BEGIN Material for this exercise
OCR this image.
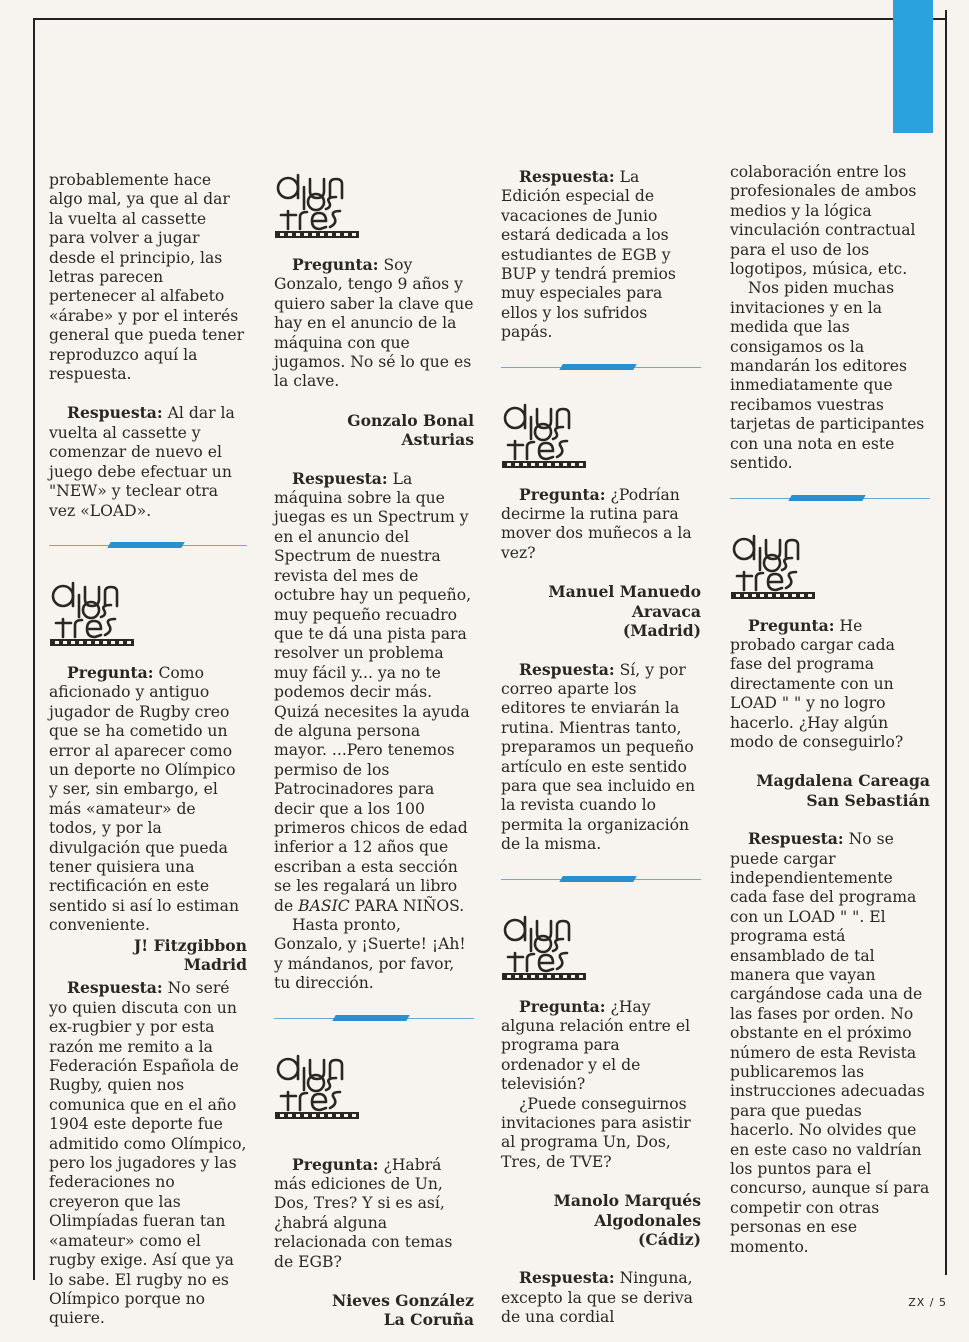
probablemente hace algo mal, ya que al dar la vuelta al cassette para volver a jugar desde el principio, las letras parecen pertenecer al alfabeto «árabe» y por el interés general que pueda tener reproduzco aquí la respuesta.

Respuesta: Al dar la vuelta al cassette y comenzar de nuevo el juego debe efectuar un "NEW» y teclear otra vez «LOAD».

Pregunta: Como aficionado y antiguo jugador de Rugby creo que se ha cometido un error al aparecer como un deporte no Olímpico y ser, sin embargo, el más «amateur» de todos, y por la divulgación que pueda tener quisiera una rectificación en este sentido si así lo estiman conveniente.

J! Fitzgibbon

Madrid

Respuesta: No seré yo quien discuta con un ex-rugbier y por esta razón me remito a la Federación Española de Rugby, quien nos comunica que en el año 1904 este deporte fue admitido como Olímpico, pero los jugadores y las federaciones no creyeron que las Olimpíadas fueran tan «amateur» como el rugby exige. Así que ya lo sabe. El rugby no es Olímpico porque no quiere.

Pregunta: Soy Gonzalo, tengo 9 años y quiero saber la clave que hay en el anuncio de la máquina con que jugamos. No sé lo que es la clave.

Gonzalo Bonal

Asturias

Respuesta: La máquina sobre la que juegas es un Spectrum y en el anuncio del Spectrum de nuestra revista del mes de octubre hay un pequeño, muy pequeño recuadro que te dá una pista para resolver un problema muy fácil y... ya no te podemos decir más. Quizá necesites la ayuda de alguna persona mayor. ...Pero tenemos permiso de los Patrocinadores para decir que a los 100 primeros chicos de edad inferior a 12 años que escriban a esta sección se les regalará un libro de BASIC PARA NIÑOS.

Hasta pronto, Gonzalo, y ¡Suerte! ¡Ah! y mándanos, por favor, tu dirección.

Pregunta: ¿Habrá más ediciones de Un, Dos, Tres? Y si es así, ¿habrá alguna relacionada con temas de EGB?

Nieves González

La Coruña

Respuesta: La Edición especial de vacaciones de Junio estará dedicada a los estudiantes de EGB y BUP y tendrá premios muy especiales para ellos y los sufridos papás.

Pregunta: ¿Podrían decirme la rutina para mover dos muñecos a la vez?

Manuel Manuedo

Aravaca

(Madrid)

Respuesta: Sí, y por correo aparte los editores te enviarán la rutina. Mientras tanto, preparamos un pequeño artículo en este sentido para que sea incluido en la revista cuando lo permita la organización de la misma.

Pregunta: ¿Hay alguna relación entre el programa para ordenador y el de televisión?

¿Puede conseguirnos invitaciones para asistir al programa Un, Dos, Tres, de TVE?

Manolo Marqués

Algodonales

(Cádiz)

Respuesta: Ninguna, excepto la que se deriva de una cordial

colaboración entre los profesionales de ambos medios y la lógica vinculación contractual para el uso de los logotipos, música, etc.

Nos piden muchas invitaciones y en la medida que las consigamos os la mandarán los editores inmediatamente que recibamos vuestras tarjetas de participantes con una nota en este sentido.

Pregunta: He probado cargar cada fase del programa directamente con un LOAD " " y no logro hacerlo. ¿Hay algún modo de conseguirlo?

Magdalena Careaga

San Sebastián

Respuesta: No se puede cargar independientemente cada fase del programa con un LOAD " ". El programa está ensamblado de tal manera que vayan cargándose cada una de las fases por orden. No obstante en el próximo número de esta Revista publicaremos las instrucciones adecuadas para que puedas hacerlo. No olvides que en este caso no valdrían los puntos para el concurso, aunque sí para competir con otras personas en ese momento.

ZX / 5
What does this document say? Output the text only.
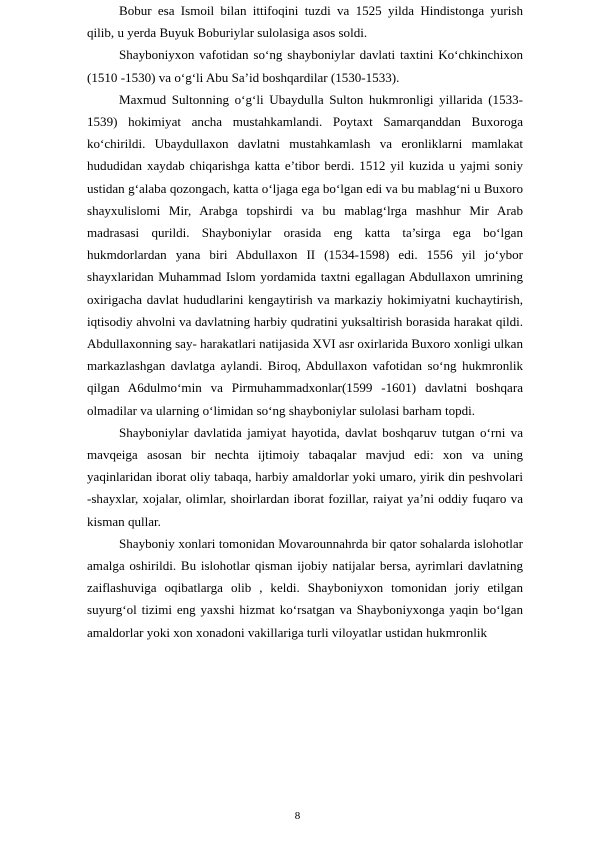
Bobur esa Ismoil bilan ittifoqini tuzdi va 1525 yilda Hindistonga yurish qilib, u yerda Buyuk Boburiylar sulolasiga asos soldi.

Shayboniyxon vafotidan so‘ng shayboniylar davlati taxtini Ko‘chkinchixon (1510 -1530) va o‘g‘li Abu Sa’id boshqardilar (1530-1533).

Maxmud Sultonning o‘g‘li Ubaydulla Sulton hukmronligi yillarida (1533-1539) hokimiyat ancha mustahkamlandi. Poytaxt Samarqanddan Buxoroga ko‘chirildi. Ubaydullaxon davlatni mustahkamlash va eronliklarni mamlakat hududidan xaydab chiqarishga katta e’tibor berdi. 1512 yil kuzida u yajmi soniy ustidan g‘alaba qozongach, katta o‘ljaga ega bo‘lgan edi va bu mablag‘ni u Buxoro shayxulislomi Mir, Arabga topshirdi va bu mablag‘lrga mashhur Mir Arab madrasasi qurildi. Shayboniylar orasida eng katta ta’sirga ega bo‘lgan hukmdorlardan yana biri Abdullaxon II (1534-1598) edi. 1556 yil jo‘ybor shayxlaridan Muhammad Islom yordamida taxtni egallagan Abdullaxon umrining oxirigacha davlat hududlarini kengaytirish va markaziy hokimiyatni kuchaytirish, iqtisodiy ahvolni va davlatning harbiy qudratini yuksaltirish borasida harakat qildi. Abdullaxonning say- harakatlari natijasida XVI asr oxirlarida Buxoro xonligi ulkan markazlashgan davlatga aylandi. Biroq, Abdullaxon vafotidan so‘ng hukmronlik qilgan A6dulmo‘min va Pirmuhammadxonlar(1599 -1601) davlatni boshqara olmadilar va ularning o‘limidan so‘ng shayboniylar sulolasi barham topdi.

Shayboniylar davlatida jamiyat hayotida, davlat boshqaruv tutgan o‘rni va mavqeiga asosan bir nechta ijtimoiy tabaqalar mavjud edi: xon va uning yaqinlaridan iborat oliy tabaqa, harbiy amaldorlar yoki umaro, yirik din peshvolari -shayxlar, xojalar, olimlar, shoirlardan iborat fozillar, raiyat ya’ni oddiy fuqaro va kisman qullar.

Shayboniy xonlari tomonidan Movarounnahrda bir qator sohalarda islohotlar amalga oshirildi. Bu islohotlar qisman ijobiy natijalar bersa, ayrimlari davlatning zaiflashuviga oqibatlarga olib , keldi. Shayboniyxon tomonidan joriy etilgan suyurg‘ol tizimi eng yaxshi hizmat ko‘rsatgan va Shayboniyxonga yaqin bo‘lgan amaldorlar yoki xon xonadoni vakillariga turli viloyatlar ustidan hukmronlik

8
END Material for this exercise
▶ **To do**: In the lines above, find each one with "rutina" and list it.

▶ **Full response**:
Pregunta: ¿Podrían decirme la rutina para mover dos muñecos a la vez?
Respuesta: Sí, y por correo aparte los editores te enviarán la rutina. Mientras tanto, preparamos un pequeño artículo en este sentido para que sea incluido en la revista cuando lo permita la organización de la misma.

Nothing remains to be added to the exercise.